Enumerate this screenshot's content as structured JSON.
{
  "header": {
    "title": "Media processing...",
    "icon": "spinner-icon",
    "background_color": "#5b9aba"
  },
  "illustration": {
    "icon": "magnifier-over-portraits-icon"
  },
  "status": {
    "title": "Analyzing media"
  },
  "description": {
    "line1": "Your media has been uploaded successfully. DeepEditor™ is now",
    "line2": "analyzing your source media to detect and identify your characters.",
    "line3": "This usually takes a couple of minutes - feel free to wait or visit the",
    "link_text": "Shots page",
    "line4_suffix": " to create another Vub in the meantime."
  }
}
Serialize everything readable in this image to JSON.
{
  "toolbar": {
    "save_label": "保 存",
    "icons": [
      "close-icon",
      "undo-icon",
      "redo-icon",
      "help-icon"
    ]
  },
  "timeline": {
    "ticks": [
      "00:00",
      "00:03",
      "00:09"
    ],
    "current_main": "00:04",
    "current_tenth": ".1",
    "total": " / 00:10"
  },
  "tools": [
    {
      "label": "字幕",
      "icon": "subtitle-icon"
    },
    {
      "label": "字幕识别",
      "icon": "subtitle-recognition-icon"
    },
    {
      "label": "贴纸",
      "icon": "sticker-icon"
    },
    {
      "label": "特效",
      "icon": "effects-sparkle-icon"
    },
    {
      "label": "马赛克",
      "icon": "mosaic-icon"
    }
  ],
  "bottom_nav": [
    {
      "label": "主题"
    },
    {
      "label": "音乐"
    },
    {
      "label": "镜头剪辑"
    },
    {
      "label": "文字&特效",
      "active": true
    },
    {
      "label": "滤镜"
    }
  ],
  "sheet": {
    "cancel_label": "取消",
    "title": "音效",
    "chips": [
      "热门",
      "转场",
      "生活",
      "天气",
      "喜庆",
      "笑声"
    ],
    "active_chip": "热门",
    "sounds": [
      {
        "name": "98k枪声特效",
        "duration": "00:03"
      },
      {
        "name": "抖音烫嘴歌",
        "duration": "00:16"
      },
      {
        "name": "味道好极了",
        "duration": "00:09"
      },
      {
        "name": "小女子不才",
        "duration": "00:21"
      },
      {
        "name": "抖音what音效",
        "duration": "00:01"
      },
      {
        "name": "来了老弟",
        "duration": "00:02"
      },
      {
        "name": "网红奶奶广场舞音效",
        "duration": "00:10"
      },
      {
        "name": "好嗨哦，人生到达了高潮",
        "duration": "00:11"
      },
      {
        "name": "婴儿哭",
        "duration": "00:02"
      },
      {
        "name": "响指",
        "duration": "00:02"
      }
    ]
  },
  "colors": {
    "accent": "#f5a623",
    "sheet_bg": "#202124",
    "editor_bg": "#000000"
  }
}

+++

(Aim):
Look through the records and count each line that holds "duration". Write only the total.

(Response for this exercise):
10